__Required work__
Output the entries verbatim, including every line.

## Begin

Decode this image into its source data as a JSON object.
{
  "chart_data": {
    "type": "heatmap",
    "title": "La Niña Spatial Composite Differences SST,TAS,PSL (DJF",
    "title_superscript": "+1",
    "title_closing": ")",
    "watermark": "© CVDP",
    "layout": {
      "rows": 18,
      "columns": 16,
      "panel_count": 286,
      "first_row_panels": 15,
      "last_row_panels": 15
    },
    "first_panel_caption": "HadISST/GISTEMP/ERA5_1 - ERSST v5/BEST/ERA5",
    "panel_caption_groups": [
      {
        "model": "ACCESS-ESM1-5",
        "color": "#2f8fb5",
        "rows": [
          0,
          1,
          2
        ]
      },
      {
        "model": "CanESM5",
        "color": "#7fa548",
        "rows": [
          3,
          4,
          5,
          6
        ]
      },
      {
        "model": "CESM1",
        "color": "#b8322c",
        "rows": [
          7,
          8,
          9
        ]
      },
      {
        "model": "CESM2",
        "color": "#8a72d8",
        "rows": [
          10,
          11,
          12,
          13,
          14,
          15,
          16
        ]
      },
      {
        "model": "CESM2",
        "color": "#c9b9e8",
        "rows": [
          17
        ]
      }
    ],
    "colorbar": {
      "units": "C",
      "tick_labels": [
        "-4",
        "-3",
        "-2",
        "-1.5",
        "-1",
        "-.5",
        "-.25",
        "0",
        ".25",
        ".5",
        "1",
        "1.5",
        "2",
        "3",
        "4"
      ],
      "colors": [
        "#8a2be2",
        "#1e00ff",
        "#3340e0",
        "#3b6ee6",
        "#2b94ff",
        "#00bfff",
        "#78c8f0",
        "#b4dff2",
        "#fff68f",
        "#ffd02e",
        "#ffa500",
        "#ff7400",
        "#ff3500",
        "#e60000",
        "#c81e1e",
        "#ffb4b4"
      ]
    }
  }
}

## End

__Response for this exercise__
Decode this image into its source data as a JSON object.
{
  "chart_data": {
    "type": "heatmap",
    "title": "La Niña Spatial Composite Differences SST,TAS,PSL (DJF",
    "title_superscript": "+1",
    "title_closing": ")",
    "watermark": "© CVDP",
    "layout": {
      "rows": 18,
      "columns": 16,
      "panel_count": 286,
      "first_row_panels": 15,
      "last_row_panels": 15
    },
    "first_panel_caption": "HadISST/GISTEMP/ERA5_1 - ERSST v5/BEST/ERA5",
    "panel_caption_groups": [
      {
        "model": "ACCESS-ESM1-5",
        "color": "#2f8fb5",
        "rows": [
          0,
          1,
          2
        ]
      },
      {
        "model": "CanESM5",
        "color": "#7fa548",
        "rows": [
          3,
          4,
          5,
          6
        ]
      },
      {
        "model": "CESM1",
        "color": "#b8322c",
        "rows": [
          7,
          8,
          9
        ]
      },
      {
        "model": "CESM2",
        "color": "#8a72d8",
        "rows": [
          10,
          11,
          12,
          13,
          14,
          15,
          16
        ]
      },
      {
        "model": "CESM2",
        "color": "#c9b9e8",
        "rows": [
          17
        ]
      }
    ],
    "colorbar": {
      "units": "C",
      "tick_labels": [
        "-4",
        "-3",
        "-2",
        "-1.5",
        "-1",
        "-.5",
        "-.25",
        "0",
        ".25",
        ".5",
        "1",
        "1.5",
        "2",
        "3",
        "4"
      ],
      "colors": [
        "#8a2be2",
        "#1e00ff",
        "#3340e0",
        "#3b6ee6",
        "#2b94ff",
        "#00bfff",
        "#78c8f0",
        "#b4dff2",
        "#fff68f",
        "#ffd02e",
        "#ffa500",
        "#ff7400",
        "#ff3500",
        "#e60000",
        "#c81e1e",
        "#ffb4b4"
      ]
    }
  }
}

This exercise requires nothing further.